Stated problem>
Among the lines of this listing, determine how many contain the string "dolor". Answer with the number only.

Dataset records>
==============================
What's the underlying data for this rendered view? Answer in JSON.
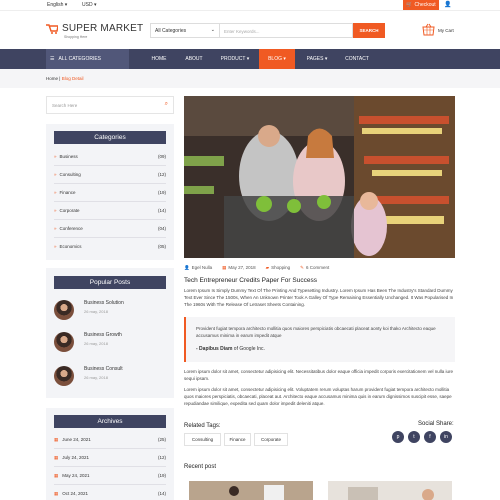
{
  "topbar": {
    "language": "English",
    "currency": "USD",
    "checkout": "Checkout"
  },
  "header": {
    "logo_title": "SUPER MARKET",
    "logo_subtitle": "Shopping Here",
    "category_select": "All Categories",
    "search_placeholder": "Enter Keywords...",
    "search_button": "SEARCH",
    "cart_label": "My Cart"
  },
  "nav": {
    "all_categories": "ALL CATEGORIES",
    "items": [
      "HOME",
      "ABOUT",
      "PRODUCT",
      "BLOG",
      "PAGES",
      "CONTACT"
    ]
  },
  "breadcrumb": {
    "home": "Home",
    "current": "Blog Detail"
  },
  "sidebar": {
    "search_placeholder": "Search Here",
    "categories_title": "Categories",
    "categories": [
      {
        "label": "Business",
        "count": "(09)"
      },
      {
        "label": "Consulting",
        "count": "(12)"
      },
      {
        "label": "Finance",
        "count": "(19)"
      },
      {
        "label": "Corporate",
        "count": "(14)"
      },
      {
        "label": "Conference",
        "count": "(04)"
      },
      {
        "label": "Economics",
        "count": "(05)"
      }
    ],
    "popular_title": "Popular Posts",
    "popular": [
      {
        "title": "Business Solution",
        "date": "26 may, 2018"
      },
      {
        "title": "Business Growth",
        "date": "26 may, 2018"
      },
      {
        "title": "Business Consult",
        "date": "26 may, 2018"
      }
    ],
    "archives_title": "Archives",
    "archives": [
      {
        "date": "June 24, 2021",
        "count": "(25)"
      },
      {
        "date": "July 24, 2021",
        "count": "(12)"
      },
      {
        "date": "May 24, 2021",
        "count": "(19)"
      },
      {
        "date": "Oct 24, 2021",
        "count": "(14)"
      }
    ]
  },
  "post": {
    "author": "Egel Nulla",
    "date": "May 27, 2018",
    "category": "Shopping",
    "comments": "6 Comment",
    "title": "Tech Entrepreneur Credits Paper For Success",
    "intro": "Lorem Ipsum Is Simply Dummy Text Of The Printing And Typesetting Industry. Lorem Ipsum Has Been The Industry's Standard Dummy Text Ever Since The 1500s, When An Unknown Printer Took A Galley Of Type Remaining Essentially Unchanged. It Was Popularised In The 1960s With The Release Of Letraset Sheets Containing.",
    "quote": "Provident fugiat tempora architecto mollitia quos maiores perspiciatis obcaecati placeat aonty koi thako Architecto eaque accusamus minima in earum impedit atque",
    "quote_author": "- Dapibus Diam",
    "quote_source": " of Google Inc.",
    "para2": "Lorem ipsum dolor sit amet, consectetur adipisicing elit. Necessitatibus dolor eaque officia impedit corporis exercitationem vel nulla iure sequi ipsam.",
    "para3": "Lorem ipsum dolor sit amet, consectetur adipisicing elit. Voluptatem rerum voluptas harum provident fugiat tempora architecto mollitia quos maiores perspiciatis, obcaecati, placeat aut. Architecto eaque accusamus minima quis in earum dignissimos suscipit esse, saepe repudiandae similique, expedita sed quam dolor impedit deleniti atque.",
    "related_tags_label": "Related Tags:",
    "tags": [
      "Consulting",
      "Finance",
      "Corporate"
    ],
    "share_label": "Social Share:",
    "share_icons": [
      "pinterest-icon",
      "twitter-icon",
      "facebook-icon",
      "linkedin-icon"
    ],
    "recent_label": "Recent post"
  },
  "colors": {
    "accent": "#f05a23",
    "navy": "#3f4461"
  }
}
==============================
Final result>
2